* REQUIRED TASK
State how many lines of the entries hold the string "очков", and output nothing but that count.

Data records
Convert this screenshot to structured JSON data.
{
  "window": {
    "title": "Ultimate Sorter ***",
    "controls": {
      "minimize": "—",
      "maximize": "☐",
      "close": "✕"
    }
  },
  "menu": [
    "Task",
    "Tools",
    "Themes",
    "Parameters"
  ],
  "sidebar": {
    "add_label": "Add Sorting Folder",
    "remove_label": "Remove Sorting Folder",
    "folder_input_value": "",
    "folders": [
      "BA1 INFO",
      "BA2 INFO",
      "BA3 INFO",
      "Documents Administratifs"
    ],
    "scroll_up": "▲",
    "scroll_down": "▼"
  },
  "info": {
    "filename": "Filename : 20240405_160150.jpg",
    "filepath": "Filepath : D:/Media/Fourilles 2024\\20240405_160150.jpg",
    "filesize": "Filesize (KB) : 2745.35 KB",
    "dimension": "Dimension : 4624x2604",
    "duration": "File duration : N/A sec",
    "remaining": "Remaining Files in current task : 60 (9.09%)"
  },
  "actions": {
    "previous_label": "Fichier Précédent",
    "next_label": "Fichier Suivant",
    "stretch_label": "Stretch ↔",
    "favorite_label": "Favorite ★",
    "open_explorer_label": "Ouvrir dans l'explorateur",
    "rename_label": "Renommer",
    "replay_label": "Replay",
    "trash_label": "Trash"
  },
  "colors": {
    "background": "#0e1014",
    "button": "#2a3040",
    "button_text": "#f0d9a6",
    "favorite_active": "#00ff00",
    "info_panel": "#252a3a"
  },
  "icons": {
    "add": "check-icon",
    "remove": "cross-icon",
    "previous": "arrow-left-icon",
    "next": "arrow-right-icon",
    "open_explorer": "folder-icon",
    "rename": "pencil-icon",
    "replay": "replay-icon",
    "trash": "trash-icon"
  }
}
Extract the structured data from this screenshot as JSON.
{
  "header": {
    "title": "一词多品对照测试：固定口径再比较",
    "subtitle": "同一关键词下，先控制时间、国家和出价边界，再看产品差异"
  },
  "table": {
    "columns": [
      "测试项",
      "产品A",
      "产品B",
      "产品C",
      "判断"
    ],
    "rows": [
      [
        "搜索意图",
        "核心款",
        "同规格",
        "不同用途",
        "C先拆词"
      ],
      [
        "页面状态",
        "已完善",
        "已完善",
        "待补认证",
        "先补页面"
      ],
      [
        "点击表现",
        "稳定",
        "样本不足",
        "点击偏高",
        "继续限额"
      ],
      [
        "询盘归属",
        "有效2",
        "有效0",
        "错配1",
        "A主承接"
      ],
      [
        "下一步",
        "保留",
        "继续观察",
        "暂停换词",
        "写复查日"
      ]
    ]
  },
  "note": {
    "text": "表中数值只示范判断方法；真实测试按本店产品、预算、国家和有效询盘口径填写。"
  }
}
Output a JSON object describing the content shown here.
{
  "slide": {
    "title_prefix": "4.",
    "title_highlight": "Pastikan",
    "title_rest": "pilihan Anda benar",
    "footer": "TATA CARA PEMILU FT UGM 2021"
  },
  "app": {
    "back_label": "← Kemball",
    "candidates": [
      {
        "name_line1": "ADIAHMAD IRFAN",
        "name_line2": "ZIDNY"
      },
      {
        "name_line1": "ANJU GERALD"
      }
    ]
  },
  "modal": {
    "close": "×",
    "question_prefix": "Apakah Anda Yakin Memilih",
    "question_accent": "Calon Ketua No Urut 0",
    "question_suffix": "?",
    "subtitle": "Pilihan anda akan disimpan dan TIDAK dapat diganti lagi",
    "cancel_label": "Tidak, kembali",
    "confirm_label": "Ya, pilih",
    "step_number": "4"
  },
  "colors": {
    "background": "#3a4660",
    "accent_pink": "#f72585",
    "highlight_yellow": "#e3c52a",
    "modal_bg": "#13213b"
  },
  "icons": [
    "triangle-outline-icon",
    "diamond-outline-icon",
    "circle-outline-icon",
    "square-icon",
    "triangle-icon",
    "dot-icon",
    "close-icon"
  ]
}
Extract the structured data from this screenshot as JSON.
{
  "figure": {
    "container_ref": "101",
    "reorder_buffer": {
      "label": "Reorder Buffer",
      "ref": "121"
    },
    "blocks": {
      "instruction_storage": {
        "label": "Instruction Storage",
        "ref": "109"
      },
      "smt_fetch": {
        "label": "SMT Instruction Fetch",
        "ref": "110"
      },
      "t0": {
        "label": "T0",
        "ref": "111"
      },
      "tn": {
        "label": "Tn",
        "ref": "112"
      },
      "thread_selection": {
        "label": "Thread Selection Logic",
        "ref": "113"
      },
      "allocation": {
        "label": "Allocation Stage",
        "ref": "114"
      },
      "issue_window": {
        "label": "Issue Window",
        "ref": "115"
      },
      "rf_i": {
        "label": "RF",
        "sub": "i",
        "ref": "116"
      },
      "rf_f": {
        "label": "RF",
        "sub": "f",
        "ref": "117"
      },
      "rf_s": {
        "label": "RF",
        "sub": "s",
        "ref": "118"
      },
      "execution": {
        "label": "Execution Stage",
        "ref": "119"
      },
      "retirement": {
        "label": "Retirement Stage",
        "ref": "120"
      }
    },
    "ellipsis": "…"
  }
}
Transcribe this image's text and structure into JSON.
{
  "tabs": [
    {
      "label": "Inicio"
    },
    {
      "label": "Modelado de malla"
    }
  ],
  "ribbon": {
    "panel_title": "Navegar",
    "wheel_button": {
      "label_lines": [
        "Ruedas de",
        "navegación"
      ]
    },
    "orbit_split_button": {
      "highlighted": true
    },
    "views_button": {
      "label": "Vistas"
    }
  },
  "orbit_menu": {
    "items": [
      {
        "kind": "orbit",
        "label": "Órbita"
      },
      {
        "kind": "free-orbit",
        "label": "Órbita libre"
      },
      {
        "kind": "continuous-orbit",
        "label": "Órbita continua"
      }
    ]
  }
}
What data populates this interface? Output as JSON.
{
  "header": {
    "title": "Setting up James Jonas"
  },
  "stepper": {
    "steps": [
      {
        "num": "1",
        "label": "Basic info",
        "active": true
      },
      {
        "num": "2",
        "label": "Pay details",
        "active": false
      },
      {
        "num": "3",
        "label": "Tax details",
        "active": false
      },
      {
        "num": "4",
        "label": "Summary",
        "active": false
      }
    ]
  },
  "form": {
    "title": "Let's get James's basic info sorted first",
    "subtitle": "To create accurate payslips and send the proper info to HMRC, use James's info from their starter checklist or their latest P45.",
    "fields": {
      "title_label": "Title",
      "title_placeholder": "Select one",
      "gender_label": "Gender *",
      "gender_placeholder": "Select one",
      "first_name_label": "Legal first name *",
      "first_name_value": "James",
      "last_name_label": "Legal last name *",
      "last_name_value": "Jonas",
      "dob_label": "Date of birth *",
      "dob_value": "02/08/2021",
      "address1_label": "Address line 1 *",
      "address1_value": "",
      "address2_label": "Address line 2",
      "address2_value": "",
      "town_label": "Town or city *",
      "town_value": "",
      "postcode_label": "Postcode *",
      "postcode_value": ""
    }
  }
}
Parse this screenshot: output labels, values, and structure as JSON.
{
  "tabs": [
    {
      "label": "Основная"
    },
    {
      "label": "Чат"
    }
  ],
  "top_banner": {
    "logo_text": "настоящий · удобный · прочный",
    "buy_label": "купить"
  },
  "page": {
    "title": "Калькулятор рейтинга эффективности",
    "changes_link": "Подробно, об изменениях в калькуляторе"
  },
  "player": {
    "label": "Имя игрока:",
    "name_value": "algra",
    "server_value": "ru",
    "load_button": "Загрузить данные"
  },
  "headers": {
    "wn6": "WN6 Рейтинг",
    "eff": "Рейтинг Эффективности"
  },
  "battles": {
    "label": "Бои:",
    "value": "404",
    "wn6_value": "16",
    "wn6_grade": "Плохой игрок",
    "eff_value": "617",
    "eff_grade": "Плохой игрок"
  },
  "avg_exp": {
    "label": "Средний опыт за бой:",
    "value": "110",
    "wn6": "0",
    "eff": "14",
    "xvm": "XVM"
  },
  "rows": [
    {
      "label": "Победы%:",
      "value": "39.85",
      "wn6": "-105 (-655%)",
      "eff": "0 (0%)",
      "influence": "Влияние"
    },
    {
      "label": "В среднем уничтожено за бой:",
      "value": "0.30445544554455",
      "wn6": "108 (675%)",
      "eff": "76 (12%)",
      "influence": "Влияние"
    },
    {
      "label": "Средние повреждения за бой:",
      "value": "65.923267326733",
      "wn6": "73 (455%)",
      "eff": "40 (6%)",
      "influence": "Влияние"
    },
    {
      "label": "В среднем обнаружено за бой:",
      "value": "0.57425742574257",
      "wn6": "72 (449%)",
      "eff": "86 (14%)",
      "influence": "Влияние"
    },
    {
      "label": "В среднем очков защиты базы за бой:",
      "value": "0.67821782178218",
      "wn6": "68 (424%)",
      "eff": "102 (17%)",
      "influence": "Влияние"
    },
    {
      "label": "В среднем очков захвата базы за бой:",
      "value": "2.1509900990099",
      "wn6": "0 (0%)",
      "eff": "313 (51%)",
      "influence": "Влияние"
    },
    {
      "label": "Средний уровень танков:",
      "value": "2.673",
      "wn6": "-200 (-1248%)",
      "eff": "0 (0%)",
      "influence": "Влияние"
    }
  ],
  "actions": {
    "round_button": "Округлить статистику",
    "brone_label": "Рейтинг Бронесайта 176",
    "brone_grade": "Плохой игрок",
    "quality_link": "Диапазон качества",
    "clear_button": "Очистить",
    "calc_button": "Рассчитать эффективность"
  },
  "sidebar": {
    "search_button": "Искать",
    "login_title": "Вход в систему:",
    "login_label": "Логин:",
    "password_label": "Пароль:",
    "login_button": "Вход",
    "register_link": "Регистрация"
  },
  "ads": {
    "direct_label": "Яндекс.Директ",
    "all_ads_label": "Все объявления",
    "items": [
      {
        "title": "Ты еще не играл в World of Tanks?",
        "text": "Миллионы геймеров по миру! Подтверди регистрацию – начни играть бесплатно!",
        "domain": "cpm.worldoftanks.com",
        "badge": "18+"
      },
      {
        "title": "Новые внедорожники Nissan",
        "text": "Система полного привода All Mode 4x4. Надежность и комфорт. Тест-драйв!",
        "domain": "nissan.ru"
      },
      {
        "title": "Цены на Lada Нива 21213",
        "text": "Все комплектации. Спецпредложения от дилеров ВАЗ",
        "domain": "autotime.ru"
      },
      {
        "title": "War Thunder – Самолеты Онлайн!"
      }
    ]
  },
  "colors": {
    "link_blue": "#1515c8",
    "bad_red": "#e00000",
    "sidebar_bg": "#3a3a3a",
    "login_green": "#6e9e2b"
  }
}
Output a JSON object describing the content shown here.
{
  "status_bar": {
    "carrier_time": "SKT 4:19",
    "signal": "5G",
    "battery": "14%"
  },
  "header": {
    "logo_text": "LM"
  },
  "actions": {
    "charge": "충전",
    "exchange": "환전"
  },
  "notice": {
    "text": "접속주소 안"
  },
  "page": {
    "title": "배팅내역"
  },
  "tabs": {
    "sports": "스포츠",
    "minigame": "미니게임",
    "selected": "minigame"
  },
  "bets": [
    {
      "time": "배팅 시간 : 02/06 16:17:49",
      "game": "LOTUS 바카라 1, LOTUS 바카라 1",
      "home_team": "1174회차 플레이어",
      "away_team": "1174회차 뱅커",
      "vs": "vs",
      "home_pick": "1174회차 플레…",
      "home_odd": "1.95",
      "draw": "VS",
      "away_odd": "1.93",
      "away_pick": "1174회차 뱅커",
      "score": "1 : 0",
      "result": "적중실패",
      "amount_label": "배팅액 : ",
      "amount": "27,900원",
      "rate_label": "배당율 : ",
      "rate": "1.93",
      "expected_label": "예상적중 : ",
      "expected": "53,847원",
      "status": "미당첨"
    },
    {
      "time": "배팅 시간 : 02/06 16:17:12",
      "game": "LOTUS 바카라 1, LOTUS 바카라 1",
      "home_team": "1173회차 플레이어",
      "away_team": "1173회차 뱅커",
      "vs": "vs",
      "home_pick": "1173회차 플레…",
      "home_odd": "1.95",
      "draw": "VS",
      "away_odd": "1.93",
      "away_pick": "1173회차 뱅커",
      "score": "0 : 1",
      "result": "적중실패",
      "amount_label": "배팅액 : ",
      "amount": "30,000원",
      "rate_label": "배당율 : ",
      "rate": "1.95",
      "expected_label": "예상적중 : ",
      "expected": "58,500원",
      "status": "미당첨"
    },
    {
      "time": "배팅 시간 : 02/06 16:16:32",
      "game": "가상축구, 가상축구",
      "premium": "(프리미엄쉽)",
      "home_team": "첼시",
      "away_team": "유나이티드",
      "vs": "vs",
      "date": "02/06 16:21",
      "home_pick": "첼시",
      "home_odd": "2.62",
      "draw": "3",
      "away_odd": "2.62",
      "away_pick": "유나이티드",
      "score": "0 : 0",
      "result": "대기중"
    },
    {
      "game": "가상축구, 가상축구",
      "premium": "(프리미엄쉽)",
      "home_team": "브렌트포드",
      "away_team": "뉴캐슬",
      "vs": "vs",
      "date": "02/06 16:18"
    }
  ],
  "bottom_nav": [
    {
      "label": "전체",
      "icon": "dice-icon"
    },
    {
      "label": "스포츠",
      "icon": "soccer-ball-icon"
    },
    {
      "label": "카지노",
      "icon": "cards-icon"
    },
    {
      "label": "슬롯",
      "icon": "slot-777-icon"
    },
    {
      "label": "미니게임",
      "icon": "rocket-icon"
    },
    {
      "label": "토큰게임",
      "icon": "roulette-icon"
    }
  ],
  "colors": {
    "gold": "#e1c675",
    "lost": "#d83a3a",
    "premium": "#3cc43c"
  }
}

* FINAL RESULT
2